▶ [DATA LINES]

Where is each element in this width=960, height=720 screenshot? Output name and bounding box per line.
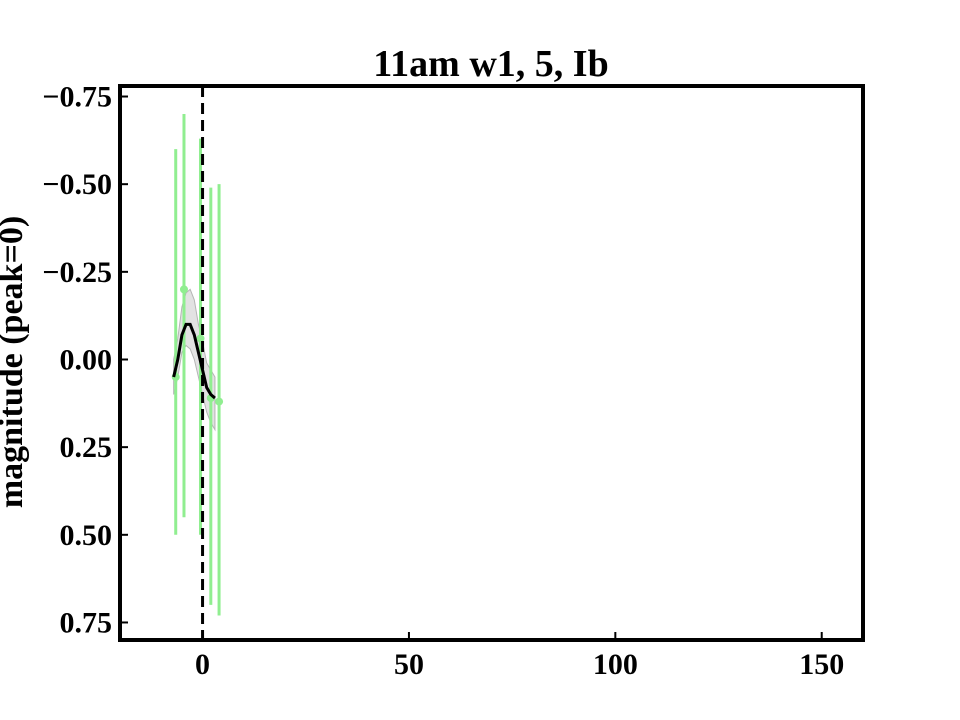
fit-uncertainty-band-layer [174, 289, 215, 429]
y-tick-label: 0.00 [60, 343, 113, 376]
fit-uncertainty-band [174, 289, 215, 429]
data-point-1 [180, 285, 188, 293]
y-tick-label: 0.75 [60, 606, 113, 639]
y-tick-label: 0.50 [60, 519, 113, 552]
data-point-4 [215, 398, 223, 406]
y-tick-label: −0.75 [42, 81, 112, 114]
plot-frame [120, 86, 863, 640]
y-axis-label: magnitude (peak=0) [0, 216, 30, 508]
y-tick-label: −0.25 [42, 256, 112, 289]
x-tick-label: 100 [593, 648, 638, 681]
x-tick-label: 0 [195, 648, 210, 681]
y-tick-label: −0.50 [42, 168, 112, 201]
y-tick-label: 0.25 [60, 431, 113, 464]
chart-title: 11am w1, 5, Ib [373, 43, 608, 85]
y-axis: −0.75 −0.50 −0.25 0.00 0.25 0.50 0.75 [42, 81, 128, 640]
x-tick-label: 50 [394, 648, 424, 681]
x-tick-label: 150 [799, 648, 844, 681]
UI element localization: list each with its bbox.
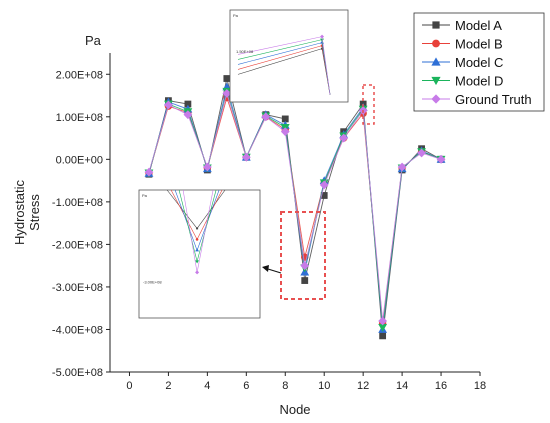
legend-label: Model A [455,18,502,33]
y-axis-label-line: Stress [27,194,42,231]
zoom-arrow-head [262,265,269,272]
x-axis-label: Node [279,402,310,417]
x-tick-label: 16 [435,380,447,392]
data-point [378,323,388,332]
inset-line [196,189,217,262]
data-point [378,316,388,326]
inset-unit: Pa [142,193,148,198]
x-tick-label: 12 [357,380,369,392]
inset-point [195,260,200,264]
inset-line [237,48,323,75]
inset-line [237,45,323,70]
data-point [417,148,426,158]
inset-point [320,34,325,39]
inset-point [195,238,199,241]
data-point [300,261,310,271]
inset-line [237,42,323,65]
legend-entry: Model C [422,55,503,70]
inset-line [196,189,214,273]
data-point [184,100,192,108]
y-tick-label: -4.00E+08 [52,324,103,336]
legend-marker [431,76,441,86]
y-tick-label: -5.00E+08 [52,367,103,379]
data-point [202,162,212,172]
y-axis-unit: Pa [85,33,102,48]
legend-entry: Model B [422,37,503,52]
data-point [261,112,271,122]
inset-frame [138,189,261,319]
x-tick-label: 2 [165,380,171,392]
insets: Pa 1.50E+08 Pa -3.00E+08 [138,9,349,319]
inset-line [182,189,198,273]
inset-frame [229,9,349,103]
x-tick-label: 8 [282,380,288,392]
legend-label: Model B [455,37,503,52]
y-tick-label: 1.00E+08 [56,112,103,124]
data-point [339,133,349,143]
data-point [280,127,290,137]
data-point [183,110,193,120]
legend-marker [432,21,440,29]
inset-line [237,36,323,55]
y-tick-label: 0.00E+00 [56,154,103,166]
legend-marker [431,94,441,104]
data-point [241,152,251,162]
data-point [144,167,154,177]
legend-marker [432,39,440,48]
x-tick-label: 4 [204,380,210,392]
x-tick-label: 14 [396,380,408,392]
data-point [301,277,309,284]
inset-node-12: Pa 1.50E+08 [229,9,349,103]
y-axis-label-line: Hydrostatic [12,179,27,245]
inset-node-9: Pa -3.00E+08 [138,189,261,319]
y-axis-label: HydrostaticStress [12,179,42,245]
zoom-box-node-9 [280,211,326,300]
inset-unit: Pa [233,13,239,18]
y-tick-label: 2.00E+08 [56,69,103,81]
legend-entry: Model D [422,74,503,89]
legend-entry: Model A [422,18,502,33]
x-tick-label: 0 [126,380,132,392]
legend-label: Model D [455,74,503,89]
legend-marker [431,57,441,66]
zoom-box-node-12 [362,84,375,125]
inset-label: 1.50E+08 [236,49,254,54]
inset-point [195,270,200,275]
legend-entry: Ground Truth [422,92,532,107]
data-point [397,162,407,172]
data-point [320,192,328,199]
data-point [222,89,232,98]
legend-label: Ground Truth [455,92,532,107]
inset-label: -3.00E+08 [143,279,162,284]
data-point [223,75,231,82]
inset-point [320,38,325,42]
inset-point [195,248,200,252]
inset-point [196,227,199,230]
data-point [281,115,289,123]
data-point [164,100,173,110]
series-line [148,91,442,322]
inset-line [178,189,198,262]
data-point [436,154,446,164]
inset-line [237,39,323,60]
plot-area: -5.00E+08 -4.00E+08 -3.00E+08 -2.00E+08 -1.0… [52,53,486,392]
inset-line [321,36,331,95]
legend-label: Model C [455,55,503,70]
inset-point [321,47,324,50]
data-point [319,180,329,190]
y-tick-label: -2.00E+08 [52,239,103,251]
x-tick-label: 18 [474,380,486,392]
data-point [379,332,387,340]
zoom-arrow [267,268,282,274]
inset-line [174,189,198,251]
x-tick-label: 6 [243,380,249,392]
y-tick-label: -3.00E+08 [52,282,103,294]
legend: Model A Model B Model C Model D Ground Truth [413,12,545,112]
y-tick-label: -1.00E+08 [52,197,103,209]
x-tick-label: 10 [318,380,330,392]
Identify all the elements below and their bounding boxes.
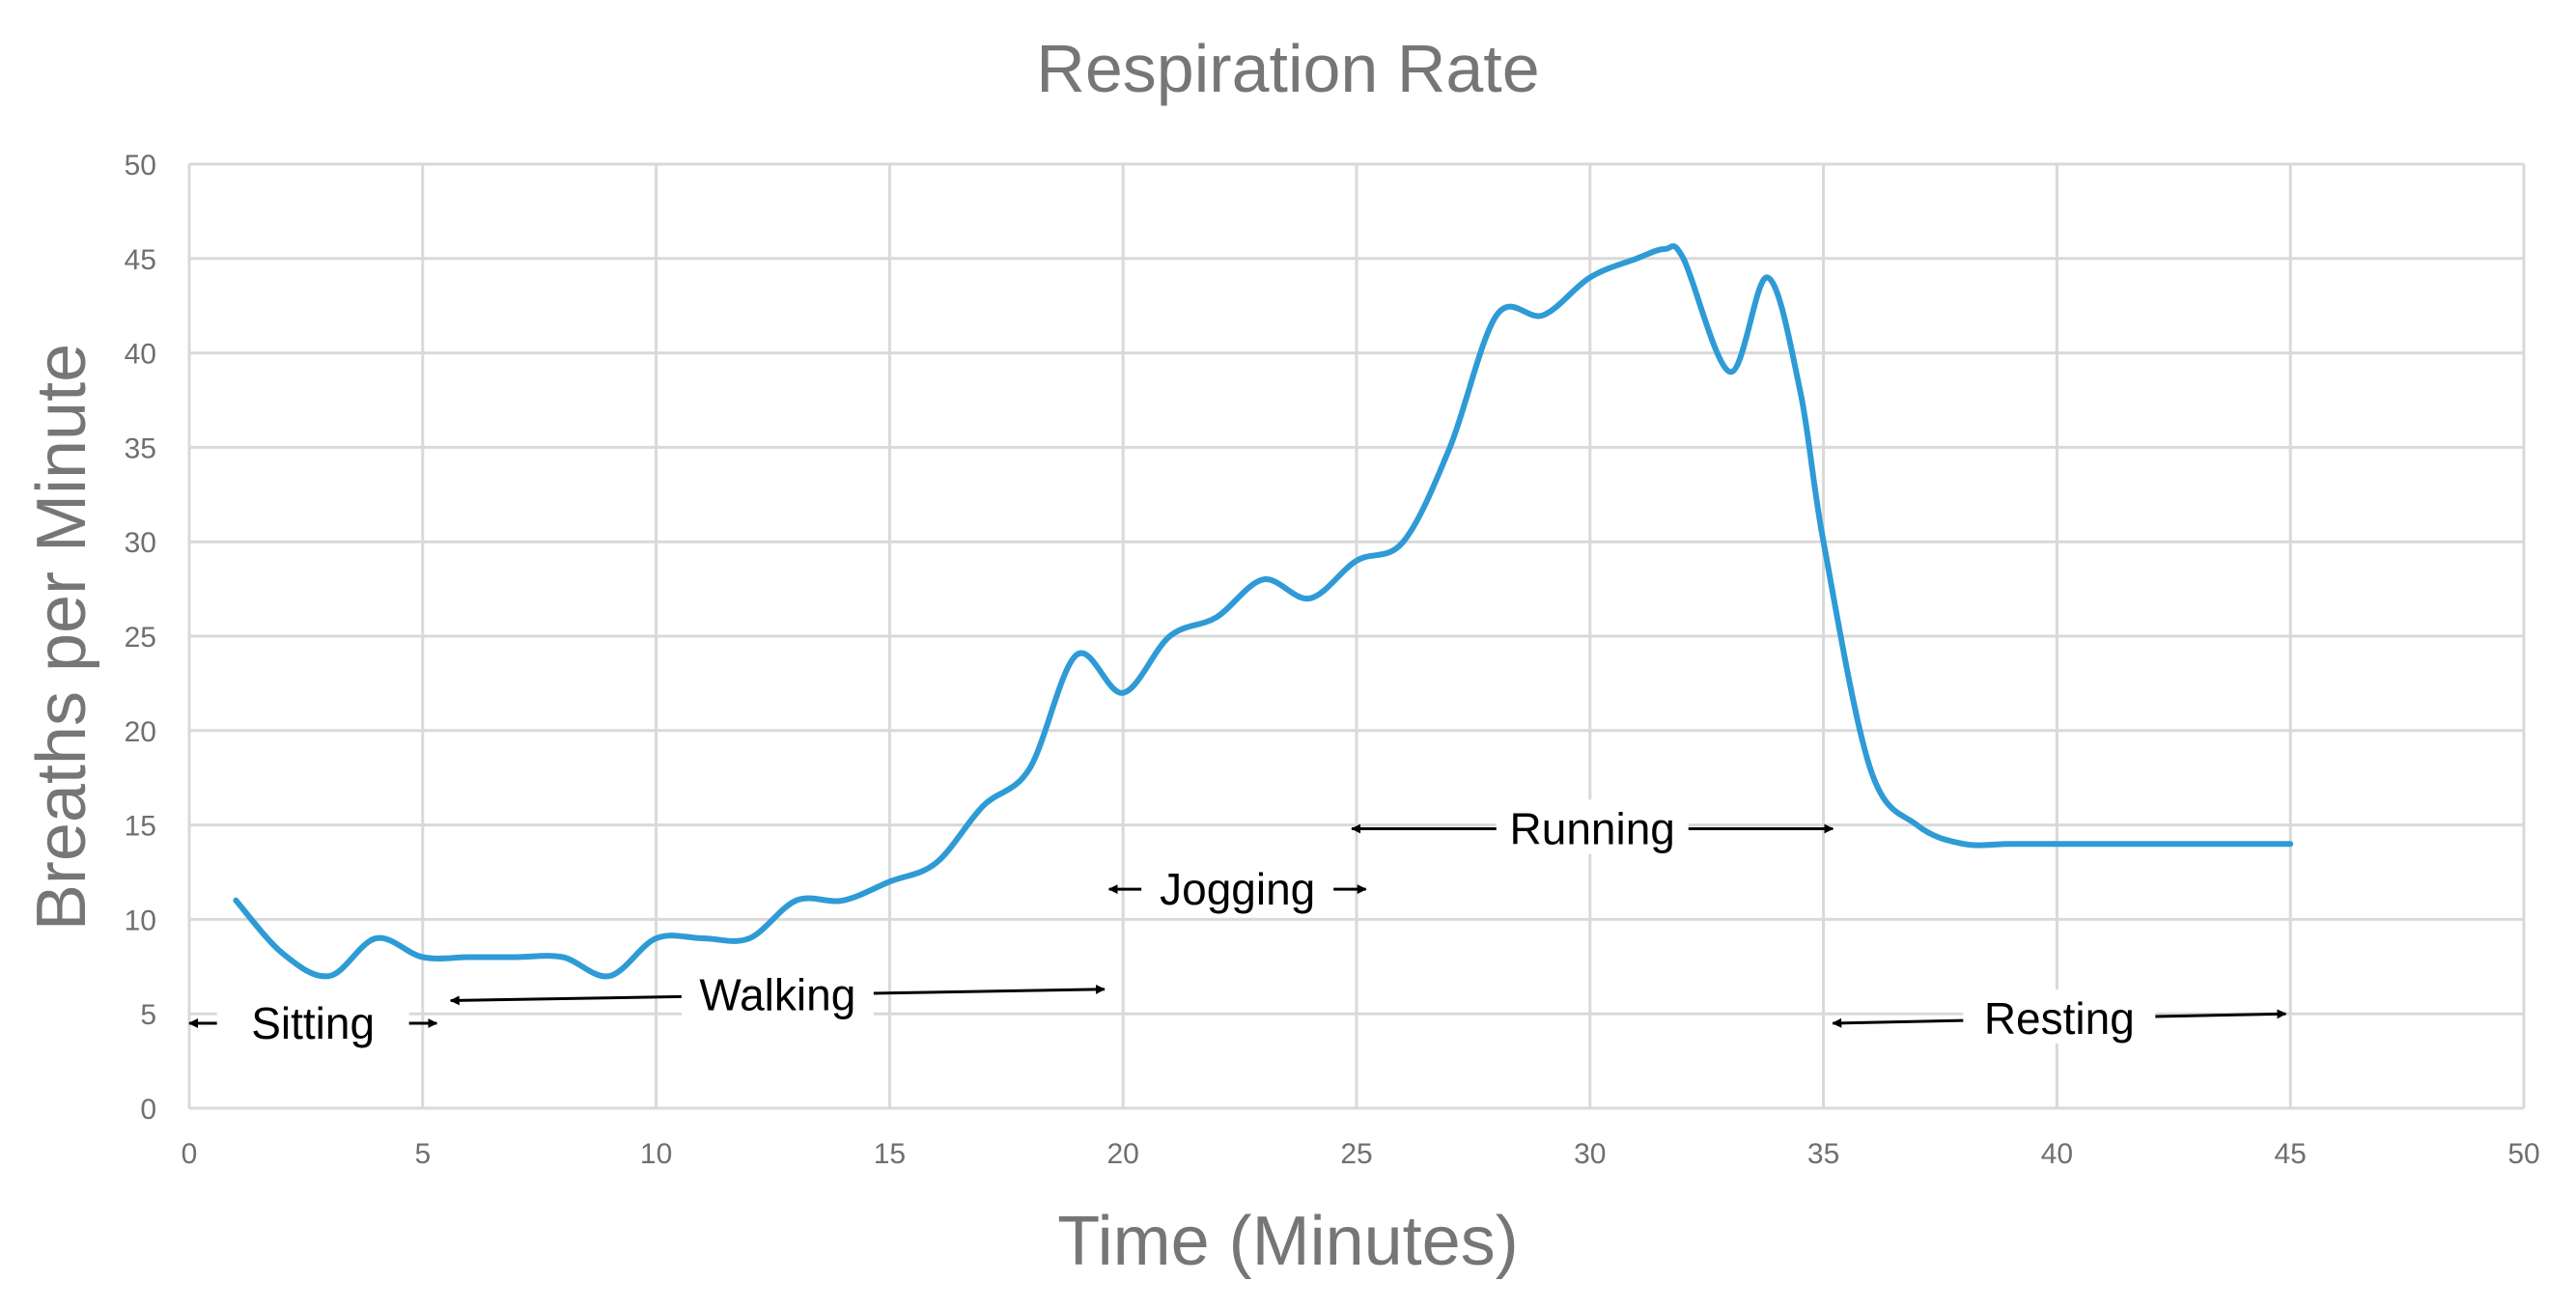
annotation-jogging: Jogging — [1107, 860, 1367, 915]
y-tick-label: 30 — [125, 527, 156, 559]
annotation-label: Walking — [699, 970, 855, 1020]
y-tick-label: 15 — [125, 811, 156, 843]
x-tick-label: 15 — [874, 1138, 906, 1170]
x-tick-label: 25 — [1340, 1138, 1372, 1170]
y-tick-label: 40 — [125, 339, 156, 371]
y-axis-ticks: 0 5 10 15 20 25 30 35 40 45 50 — [125, 150, 156, 1126]
y-tick-label: 35 — [125, 432, 156, 464]
grid — [187, 162, 2526, 1110]
x-tick-label: 40 — [2041, 1138, 2073, 1170]
x-tick-label: 5 — [414, 1138, 431, 1170]
annotation-resting: Resting — [1832, 989, 2287, 1044]
chart-title: Respiration Rate — [1036, 31, 1539, 106]
y-tick-label: 10 — [125, 905, 156, 936]
annotation-label-bg — [1496, 799, 1689, 854]
annotation-sitting: Sitting — [188, 993, 438, 1048]
y-tick-label: 0 — [140, 1094, 156, 1126]
x-tick-label: 35 — [1807, 1138, 1839, 1170]
y-axis-title: Breaths per Minute — [23, 344, 100, 931]
x-tick-label: 10 — [640, 1138, 672, 1170]
annotation-label: Resting — [1984, 993, 2135, 1044]
annotation-label-bg — [1141, 860, 1334, 915]
y-tick-label: 50 — [125, 150, 156, 181]
series-line — [233, 243, 2294, 980]
y-tick-label: 20 — [125, 716, 156, 748]
x-tick-label: 45 — [2275, 1138, 2307, 1170]
x-tick-label: 50 — [2507, 1138, 2539, 1170]
annotation-label-bg — [216, 993, 409, 1048]
y-tick-label: 5 — [140, 999, 156, 1031]
x-tick-label: 0 — [182, 1138, 198, 1170]
annotation-running: Running — [1351, 799, 1834, 854]
y-tick-label: 25 — [125, 622, 156, 654]
x-axis-ticks: 0 5 10 15 20 25 30 35 40 45 50 — [182, 1138, 2540, 1170]
annotation-label-bg — [681, 965, 874, 1020]
annotation-label: Sitting — [251, 998, 375, 1048]
x-tick-label: 30 — [1574, 1138, 1606, 1170]
activity-annotations: Sitting Walking Jogging Running Resting — [188, 799, 2287, 1048]
annotation-label: Jogging — [1160, 864, 1315, 914]
x-axis-title: Time (Minutes) — [1057, 1203, 1518, 1280]
x-tick-label: 20 — [1107, 1138, 1139, 1170]
annotation-walking: Walking — [449, 965, 1106, 1020]
annotation-label-bg — [1963, 989, 2156, 1044]
y-tick-label: 45 — [125, 244, 156, 276]
annotation-label: Running — [1510, 804, 1675, 854]
series — [233, 243, 2294, 980]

▶ [SET TASK] Reproduce all of the material above with each "inset-point" replaced by "inset-marker" and nothing else changed. Leave the pictures out.

▶ [RIGHT ANSWER]
Where is each element in this width=960, height=720 screenshot? Output name and bounding box per line.
fit-uncertainty-band-layer [174, 289, 215, 429]
y-tick-label: 0.00 [60, 343, 113, 376]
fit-uncertainty-band [174, 289, 215, 429]
data-point-1 [180, 285, 188, 293]
y-tick-label: 0.75 [60, 606, 113, 639]
y-tick-label: 0.50 [60, 519, 113, 552]
data-point-4 [215, 398, 223, 406]
y-tick-label: −0.75 [42, 81, 112, 114]
plot-frame [120, 86, 863, 640]
y-axis-label: magnitude (peak=0) [0, 216, 30, 508]
y-tick-label: −0.25 [42, 256, 112, 289]
x-tick-label: 100 [593, 648, 638, 681]
x-tick-label: 0 [195, 648, 210, 681]
y-tick-label: −0.50 [42, 168, 112, 201]
y-tick-label: 0.25 [60, 431, 113, 464]
chart-title: 11am w1, 5, Ib [373, 43, 608, 85]
y-axis: −0.75 −0.50 −0.25 0.00 0.25 0.50 0.75 [42, 81, 128, 640]
x-tick-label: 50 [394, 648, 424, 681]
x-tick-label: 150 [799, 648, 844, 681]
UI element localization: list each with its bbox.
legend-label: Model A [455,18,502,33]
y-axis-label-line: Stress [27,194,42,231]
zoom-arrow-head [262,265,269,272]
x-axis-label: Node [279,402,310,417]
x-tick-label: 16 [435,380,447,392]
data-point [378,323,388,332]
inset-line [196,189,217,262]
data-point [378,316,388,326]
inset-unit: Pa [142,193,148,198]
x-tick-label: 12 [357,380,369,392]
inset-marker [195,260,200,264]
inset-line [237,48,323,75]
inset-line [237,45,323,70]
data-point [417,148,426,158]
inset-marker [320,34,325,39]
inset-marker [195,238,199,241]
data-point [300,261,310,271]
inset-line [237,42,323,65]
legend-entry: Model C [422,55,503,70]
inset-line [196,189,214,273]
data-point [184,100,192,108]
y-tick-label: -4.00E+08 [52,324,103,336]
legend-marker [431,76,441,86]
y-tick-label: -5.00E+08 [52,367,103,379]
data-point [202,162,212,172]
y-axis-unit: Pa [85,33,102,48]
legend-entry: Model B [422,37,503,52]
data-point [261,112,271,122]
inset-frame [138,189,261,319]
x-tick-label: 2 [165,380,171,392]
insets: Pa 1.50E+08 Pa -3.00E+08 [138,9,349,319]
inset-line [182,189,198,273]
inset-frame [229,9,349,103]
x-tick-label: 8 [282,380,288,392]
legend-label: Model B [455,37,503,52]
y-tick-label: 1.00E+08 [56,112,103,124]
data-point [339,133,349,143]
data-point [280,127,290,137]
data-point [183,110,193,120]
legend-marker [432,21,440,29]
inset-line [237,36,323,55]
y-tick-label: 0.00E+00 [56,154,103,166]
legend-marker [431,94,441,104]
data-point [241,152,251,162]
data-point [144,167,154,177]
legend-marker [432,39,440,48]
x-tick-label: 4 [204,380,210,392]
x-tick-label: 14 [396,380,408,392]
data-point [301,277,309,284]
inset-node-12: Pa 1.50E+08 [229,9,349,103]
y-axis-label-line: Hydrostatic [12,179,27,245]
inset-node-9: Pa -3.00E+08 [138,189,261,319]
y-axis-label: HydrostaticStress [12,179,42,245]
zoom-box-node-9 [280,211,326,300]
inset-unit: Pa [233,13,239,18]
y-tick-label: 2.00E+08 [56,69,103,81]
legend-entry: Model D [422,74,503,89]
legend-entry: Model A [422,18,502,33]
x-tick-label: 0 [126,380,132,392]
legend-label: Model D [455,74,503,89]
legend-marker [431,57,441,66]
zoom-box-node-12 [362,84,375,125]
inset-label: 1.50E+08 [236,49,254,54]
inset-marker [195,270,200,275]
legend-entry: Ground Truth [422,92,532,107]
data-point [397,162,407,172]
data-point [320,192,328,199]
data-point [222,89,232,98]
legend-label: Ground Truth [455,92,532,107]
inset-label: -3.00E+08 [143,279,162,284]
data-point [223,75,231,82]
inset-marker [320,38,325,42]
inset-marker [195,248,200,252]
inset-marker [196,227,199,230]
data-point [281,115,289,123]
data-point [164,100,173,110]
series-line [148,91,442,322]
inset-line [178,189,198,262]
data-point [436,154,446,164]
inset-line [237,39,323,60]
plot-area: -5.00E+08 -4.00E+08 -3.00E+08 -2.00E+08 -1.0… [52,53,486,392]
inset-line [321,36,331,95]
legend-label: Model C [455,55,503,70]
inset-marker [321,47,324,50]
data-point [319,180,329,190]
y-tick-label: -2.00E+08 [52,239,103,251]
x-tick-label: 18 [474,380,486,392]
data-point [379,332,387,340]
zoom-arrow [267,268,282,274]
inset-line [174,189,198,251]
x-tick-label: 6 [243,380,249,392]
y-tick-label: -3.00E+08 [52,282,103,294]
legend: Model A Model B Model C Model D Ground Truth [413,12,545,112]
y-tick-label: -1.00E+08 [52,197,103,209]
x-tick-label: 10 [318,380,330,392]
Identify all the elements below and their bounding boxes.
annotation-jogging: Jogging — [1107, 860, 1367, 915]
y-tick-label: 30 — [125, 527, 156, 559]
annotation-label: Walking — [699, 970, 855, 1020]
y-tick-label: 15 — [125, 811, 156, 843]
x-tick-label: 15 — [874, 1138, 906, 1170]
x-tick-label: 25 — [1340, 1138, 1372, 1170]
y-tick-label: 40 — [125, 339, 156, 371]
y-axis-ticks: 0 5 10 15 20 25 30 35 40 45 50 — [125, 150, 156, 1126]
y-tick-label: 35 — [125, 432, 156, 464]
grid — [187, 162, 2526, 1110]
x-tick-label: 40 — [2041, 1138, 2073, 1170]
x-tick-label: 5 — [414, 1138, 431, 1170]
annotation-resting: Resting — [1832, 989, 2287, 1044]
chart-title: Respiration Rate — [1036, 31, 1539, 106]
y-tick-label: 10 — [125, 905, 156, 936]
annotation-label-bg — [1496, 799, 1689, 854]
annotation-sitting: Sitting — [188, 993, 438, 1048]
y-tick-label: 0 — [140, 1094, 156, 1126]
x-tick-label: 35 — [1807, 1138, 1839, 1170]
y-axis-title: Breaths per Minute — [23, 344, 100, 931]
x-tick-label: 10 — [640, 1138, 672, 1170]
annotation-label: Resting — [1984, 993, 2135, 1044]
annotation-label-bg — [1141, 860, 1334, 915]
y-tick-label: 50 — [125, 150, 156, 181]
series-line — [233, 243, 2294, 980]
y-tick-label: 20 — [125, 716, 156, 748]
x-tick-label: 45 — [2275, 1138, 2307, 1170]
x-tick-label: 50 — [2507, 1138, 2539, 1170]
annotation-label-bg — [216, 993, 409, 1048]
y-tick-label: 5 — [140, 999, 156, 1031]
x-tick-label: 0 — [182, 1138, 198, 1170]
annotation-running: Running — [1351, 799, 1834, 854]
y-tick-label: 25 — [125, 622, 156, 654]
x-axis-ticks: 0 5 10 15 20 25 30 35 40 45 50 — [182, 1138, 2540, 1170]
annotation-label-bg — [681, 965, 874, 1020]
annotation-label: Sitting — [251, 998, 375, 1048]
x-tick-label: 30 — [1574, 1138, 1606, 1170]
activity-annotations: Sitting Walking Jogging Running Resting — [188, 799, 2287, 1048]
annotation-label: Jogging — [1160, 864, 1315, 914]
x-axis-title: Time (Minutes) — [1057, 1203, 1518, 1280]
x-tick-label: 20 — [1107, 1138, 1139, 1170]
annotation-walking: Walking — [449, 965, 1106, 1020]
annotation-label-bg — [1963, 989, 2156, 1044]
y-tick-label: 45 — [125, 244, 156, 276]
annotation-label: Running — [1510, 804, 1675, 854]
series — [233, 243, 2294, 980]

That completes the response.